▸ What the exercise asks: Write out the biochar text again, starting with "That's the biochar." and going on through "Cattle *with* biochar.", and change "biochar" to "charcoal".

▸ Reading passage:
Take a closer look….

You see the distinct change in color in the soil?

That's the biochar.

That's moisture retention.
That's gold.

Compost, Hay, Straw, Seeds and Cattle *without* biochar.

Compost, Hay, Straw, Seeds and Cattle *with* biochar.

Each hoof print creates a microclimate which provides shade and a place for water to pool.

Here's the microclimate without biochar.

Here's the microclimate with biochar.

Photo Brian McMullen 
Soil Scientist- White River National Forest

Got it?

Okay…. up the road a bit… and this time take the cattle out of the process...
Start with what's left over from an avalanche on the road (shale washed down from the cliffs above)
..bring in the machines

to give you some furrows to impede erosion and give the water someplace to settle…

3" of compost with no biochar

3" of compost with 5% biochar

Photo Brian McMullen 
Soil Scientist- White River National Forest

in case you were wondering...

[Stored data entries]
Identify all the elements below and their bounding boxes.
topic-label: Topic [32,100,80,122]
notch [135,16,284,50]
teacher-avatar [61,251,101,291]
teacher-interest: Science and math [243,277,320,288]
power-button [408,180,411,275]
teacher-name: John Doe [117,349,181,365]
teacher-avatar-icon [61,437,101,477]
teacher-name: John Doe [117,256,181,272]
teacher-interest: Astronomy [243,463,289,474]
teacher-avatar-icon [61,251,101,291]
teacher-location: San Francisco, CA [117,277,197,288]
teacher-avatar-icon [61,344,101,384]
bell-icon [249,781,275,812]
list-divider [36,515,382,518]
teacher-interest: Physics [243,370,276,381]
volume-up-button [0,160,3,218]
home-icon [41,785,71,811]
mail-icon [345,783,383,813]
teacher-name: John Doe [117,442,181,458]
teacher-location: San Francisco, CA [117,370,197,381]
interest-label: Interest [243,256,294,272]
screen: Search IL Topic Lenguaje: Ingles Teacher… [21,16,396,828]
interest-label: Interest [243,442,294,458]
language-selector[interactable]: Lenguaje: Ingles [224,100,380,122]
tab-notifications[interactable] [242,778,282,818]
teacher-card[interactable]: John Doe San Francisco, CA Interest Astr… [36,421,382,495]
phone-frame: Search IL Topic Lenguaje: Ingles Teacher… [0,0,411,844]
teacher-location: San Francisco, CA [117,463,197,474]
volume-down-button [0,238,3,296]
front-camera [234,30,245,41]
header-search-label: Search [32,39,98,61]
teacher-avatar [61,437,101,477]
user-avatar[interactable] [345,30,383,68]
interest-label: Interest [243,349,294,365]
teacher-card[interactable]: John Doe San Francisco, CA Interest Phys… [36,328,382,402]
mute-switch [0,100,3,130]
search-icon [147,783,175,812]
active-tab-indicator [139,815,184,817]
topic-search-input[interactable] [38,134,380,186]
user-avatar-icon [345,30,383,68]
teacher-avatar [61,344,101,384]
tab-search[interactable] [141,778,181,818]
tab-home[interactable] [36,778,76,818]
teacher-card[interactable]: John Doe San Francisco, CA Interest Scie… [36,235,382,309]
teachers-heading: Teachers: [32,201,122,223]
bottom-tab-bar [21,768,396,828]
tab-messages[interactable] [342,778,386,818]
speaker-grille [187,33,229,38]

▸ Completed exercise:
That's the charcoal.

That's moisture retention.
That's gold.

Compost, Hay, Straw, Seeds and Cattle *without* charcoal.

Compost, Hay, Straw, Seeds and Cattle *with* charcoal.